---------- Recorded data ----------

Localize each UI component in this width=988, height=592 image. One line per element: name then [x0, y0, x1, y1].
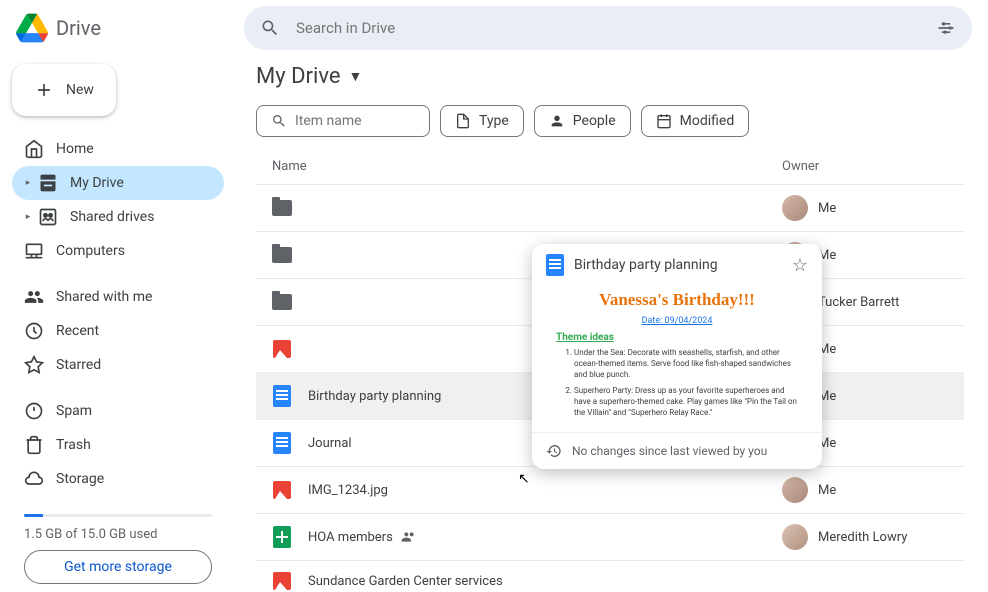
- storage-bar: [24, 514, 212, 517]
- sidebar-item-label: Storage: [56, 471, 104, 487]
- folder-shared-icon: [272, 292, 292, 312]
- trash-icon: [24, 435, 44, 455]
- breadcrumb[interactable]: My Drive ▼: [256, 64, 964, 89]
- doc-icon: [272, 386, 292, 406]
- search-bar[interactable]: [244, 6, 972, 50]
- home-icon: [24, 139, 44, 159]
- sidebar-item-computers[interactable]: Computers: [12, 234, 224, 268]
- sidebar-item-label: Starred: [56, 357, 101, 373]
- image-icon: [272, 339, 292, 359]
- file-name: IMG_1234.jpg: [308, 483, 782, 498]
- sidebar-item-label: Computers: [56, 243, 125, 259]
- sidebar-item-shared-with-me[interactable]: Shared with me: [12, 280, 224, 314]
- column-name[interactable]: Name: [272, 159, 782, 174]
- image-icon: [272, 480, 292, 500]
- filter-modified[interactable]: Modified: [641, 105, 750, 137]
- file-hovercard: Birthday party planning ☆ Vanessa's Birt…: [532, 244, 822, 469]
- history-icon: [546, 443, 562, 459]
- storage-icon: [24, 469, 44, 489]
- sidebar-item-label: Shared drives: [70, 209, 154, 225]
- sidebar-item-label: Recent: [56, 323, 99, 339]
- sidebar-item-my-drive[interactable]: ▸ My Drive: [12, 166, 224, 200]
- doc-icon: [546, 254, 564, 276]
- sidebar-item-starred[interactable]: Starred: [12, 348, 224, 382]
- shared-with-me-icon: [24, 287, 44, 307]
- filter-people[interactable]: People: [534, 105, 631, 137]
- person-icon: [549, 113, 565, 129]
- sidebar-item-trash[interactable]: Trash: [12, 428, 224, 462]
- chevron-right-icon: ▸: [24, 207, 32, 227]
- computers-icon: [24, 241, 44, 261]
- folder-shared-icon: [272, 198, 292, 218]
- hovercard-status: No changes since last viewed by you: [572, 444, 767, 458]
- column-owner[interactable]: Owner: [782, 159, 952, 174]
- hovercard-preview: Vanessa's Birthday!!! Date: 09/04/2024 T…: [532, 286, 822, 432]
- shared-icon: [401, 529, 417, 545]
- file-owner: Me: [782, 477, 952, 503]
- search-options-icon[interactable]: [936, 18, 956, 38]
- filter-type[interactable]: Type: [440, 105, 524, 137]
- drive-icon: [38, 173, 58, 193]
- file-owner: Me: [782, 195, 952, 221]
- image-icon: [272, 571, 292, 591]
- table-row[interactable]: Me: [256, 185, 964, 232]
- starred-icon: [24, 355, 44, 375]
- chevron-down-icon: ▼: [349, 68, 363, 85]
- logo-area[interactable]: Drive: [16, 12, 236, 44]
- cursor-icon: ↖: [518, 471, 530, 487]
- new-button[interactable]: New: [12, 64, 116, 116]
- sidebar-item-label: Shared with me: [56, 289, 152, 305]
- sidebar-item-recent[interactable]: Recent: [12, 314, 224, 348]
- star-icon[interactable]: ☆: [792, 255, 808, 276]
- sidebar-item-label: Home: [56, 141, 94, 157]
- file-name: Sundance Garden Center services: [308, 574, 782, 589]
- avatar: [782, 195, 808, 221]
- sidebar: New Home ▸ My Drive ▸ Shared drives Computers…: [0, 56, 240, 592]
- shared-drives-icon: [38, 207, 58, 227]
- sidebar-item-storage[interactable]: Storage: [12, 462, 224, 496]
- hovercard-title: Birthday party planning: [574, 257, 782, 273]
- file-owner: Meredith Lowry: [782, 524, 952, 550]
- filter-name-input[interactable]: [295, 113, 415, 129]
- sidebar-item-label: Spam: [56, 403, 92, 419]
- recent-icon: [24, 321, 44, 341]
- get-storage-button[interactable]: Get more storage: [24, 550, 212, 584]
- table-row[interactable]: Sundance Garden Center services: [256, 561, 964, 592]
- search-input[interactable]: [296, 19, 920, 37]
- table-header: Name Owner: [256, 149, 964, 185]
- logo-text: Drive: [56, 16, 101, 40]
- search-icon: [260, 18, 280, 38]
- table-row[interactable]: IMG_1234.jpgMe: [256, 467, 964, 514]
- storage-text: 1.5 GB of 15.0 GB used: [24, 527, 212, 542]
- calendar-icon: [656, 113, 672, 129]
- sidebar-item-label: My Drive: [70, 175, 124, 191]
- avatar: [782, 477, 808, 503]
- file-name: HOA members: [308, 529, 782, 545]
- folder-icon: [272, 245, 292, 265]
- table-row[interactable]: HOA members Meredith Lowry: [256, 514, 964, 561]
- drive-logo-icon: [16, 12, 48, 44]
- file-icon: [455, 113, 471, 129]
- filter-item-name[interactable]: [256, 105, 430, 137]
- chevron-right-icon: ▸: [24, 173, 32, 193]
- search-icon: [271, 113, 287, 129]
- sidebar-item-home[interactable]: Home: [12, 132, 224, 166]
- sidebar-item-shared-drives[interactable]: ▸ Shared drives: [12, 200, 224, 234]
- sidebar-item-label: Trash: [56, 437, 91, 453]
- plus-icon: [34, 80, 54, 100]
- doc-icon: [272, 433, 292, 453]
- avatar: [782, 524, 808, 550]
- sheet-icon: [272, 527, 292, 547]
- spam-icon: [24, 401, 44, 421]
- content-area: My Drive ▼ Type People Modified Name: [240, 56, 988, 592]
- sidebar-item-spam[interactable]: Spam: [12, 394, 224, 428]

----------

• _Description of the task_:
Please reproduce all of the data above, swapping every "interactable" for "clickable" and leaving everything else unchanged. Omit the pictures from your reply.

• _Exercise output_:
Localize each UI component in this width=988, height=592 image. One line per element: name then [x0, y0, x1, y1].
- storage-bar: [24, 514, 212, 517]
- sidebar-item-label: Storage: [56, 471, 104, 487]
- folder-shared-icon: [272, 292, 292, 312]
- trash-icon: [24, 435, 44, 455]
- breadcrumb[clickable]: My Drive ▼: [256, 64, 964, 89]
- doc-icon: [272, 386, 292, 406]
- search-bar[clickable]: [244, 6, 972, 50]
- home-icon: [24, 139, 44, 159]
- sidebar-item-computers[clickable]: Computers: [12, 234, 224, 268]
- sidebar-item-label: Starred: [56, 357, 101, 373]
- image-icon: [272, 339, 292, 359]
- file-name: IMG_1234.jpg: [308, 483, 782, 498]
- sidebar-item-label: Computers: [56, 243, 125, 259]
- sidebar-item-shared-with-me[clickable]: Shared with me: [12, 280, 224, 314]
- column-name[clickable]: Name: [272, 159, 782, 174]
- image-icon: [272, 480, 292, 500]
- filter-modified[clickable]: Modified: [641, 105, 750, 137]
- file-hovercard: Birthday party planning ☆ Vanessa's Birt…: [532, 244, 822, 469]
- history-icon: [546, 443, 562, 459]
- storage-icon: [24, 469, 44, 489]
- sidebar-item-label: Shared drives: [70, 209, 154, 225]
- sidebar-item-label: Recent: [56, 323, 99, 339]
- sidebar-item-my-drive[clickable]: ▸ My Drive: [12, 166, 224, 200]
- doc-icon: [546, 254, 564, 276]
- sidebar-item-starred[clickable]: Starred: [12, 348, 224, 382]
- shared-with-me-icon: [24, 287, 44, 307]
- filter-people[clickable]: People: [534, 105, 631, 137]
- person-icon: [549, 113, 565, 129]
- sidebar-item-trash[clickable]: Trash: [12, 428, 224, 462]
- chevron-right-icon: ▸: [24, 207, 32, 227]
- computers-icon: [24, 241, 44, 261]
- folder-shared-icon: [272, 198, 292, 218]
- hovercard-status: No changes since last viewed by you: [572, 444, 767, 458]
- column-owner[clickable]: Owner: [782, 159, 952, 174]
- hovercard-preview: Vanessa's Birthday!!! Date: 09/04/2024 T…: [532, 286, 822, 432]
- shared-icon: [401, 529, 417, 545]
- file-owner: Me: [782, 477, 952, 503]
- search-options-icon[clickable]: [936, 18, 956, 38]
- filter-type[clickable]: Type: [440, 105, 524, 137]
- drive-icon: [38, 173, 58, 193]
- file-owner: Me: [782, 195, 952, 221]
- image-icon: [272, 571, 292, 591]
- table-row[clickable]: Me: [256, 185, 964, 232]
- starred-icon: [24, 355, 44, 375]
- chevron-down-icon: ▼: [349, 68, 363, 85]
- logo-area[clickable]: Drive: [16, 12, 236, 44]
- cursor-icon: ↖: [518, 471, 530, 487]
- new-button[clickable]: New: [12, 64, 116, 116]
- sidebar-item-label: Shared with me: [56, 289, 152, 305]
- sidebar-item-recent[clickable]: Recent: [12, 314, 224, 348]
- star-icon[clickable]: ☆: [792, 255, 808, 276]
- sidebar-item-label: Home: [56, 141, 94, 157]
- file-name: Sundance Garden Center services: [308, 574, 782, 589]
- avatar: [782, 195, 808, 221]
- sidebar: New Home ▸ My Drive ▸ Shared drives Computers…: [0, 56, 240, 592]
- shared-drives-icon: [38, 207, 58, 227]
- sidebar-item-storage[clickable]: Storage: [12, 462, 224, 496]
- hovercard-title: Birthday party planning: [574, 257, 782, 273]
- file-owner: Meredith Lowry: [782, 524, 952, 550]
- filter-name-input[clickable]: [295, 113, 415, 129]
- sidebar-item-label: Spam: [56, 403, 92, 419]
- recent-icon: [24, 321, 44, 341]
- get-storage-button[clickable]: Get more storage: [24, 550, 212, 584]
- table-row[clickable]: Sundance Garden Center services: [256, 561, 964, 592]
- search-input[clickable]: [296, 19, 920, 37]
- table-header: Name Owner: [256, 149, 964, 185]
- logo-text: Drive: [56, 16, 101, 40]
- search-icon: [260, 18, 280, 38]
- table-row[clickable]: IMG_1234.jpgMe: [256, 467, 964, 514]
- storage-text: 1.5 GB of 15.0 GB used: [24, 527, 212, 542]
- calendar-icon: [656, 113, 672, 129]
- sidebar-item-label: My Drive: [70, 175, 124, 191]
- avatar: [782, 477, 808, 503]
- file-name: HOA members: [308, 529, 782, 545]
- folder-icon: [272, 245, 292, 265]
- table-row[clickable]: HOA members Meredith Lowry: [256, 514, 964, 561]
- drive-logo-icon: [16, 12, 48, 44]
- file-icon: [455, 113, 471, 129]
- filter-item-name[clickable]: [256, 105, 430, 137]
- chevron-right-icon: ▸: [24, 173, 32, 193]
- search-icon: [271, 113, 287, 129]
- sidebar-item-home[clickable]: Home: [12, 132, 224, 166]
- sidebar-item-shared-drives[clickable]: ▸ Shared drives: [12, 200, 224, 234]
- sidebar-item-label: Trash: [56, 437, 91, 453]
- plus-icon: [34, 80, 54, 100]
- doc-icon: [272, 433, 292, 453]
- avatar: [782, 524, 808, 550]
- sheet-icon: [272, 527, 292, 547]
- spam-icon: [24, 401, 44, 421]
- content-area: My Drive ▼ Type People Modified Name: [240, 56, 988, 592]
- sidebar-item-spam[clickable]: Spam: [12, 394, 224, 428]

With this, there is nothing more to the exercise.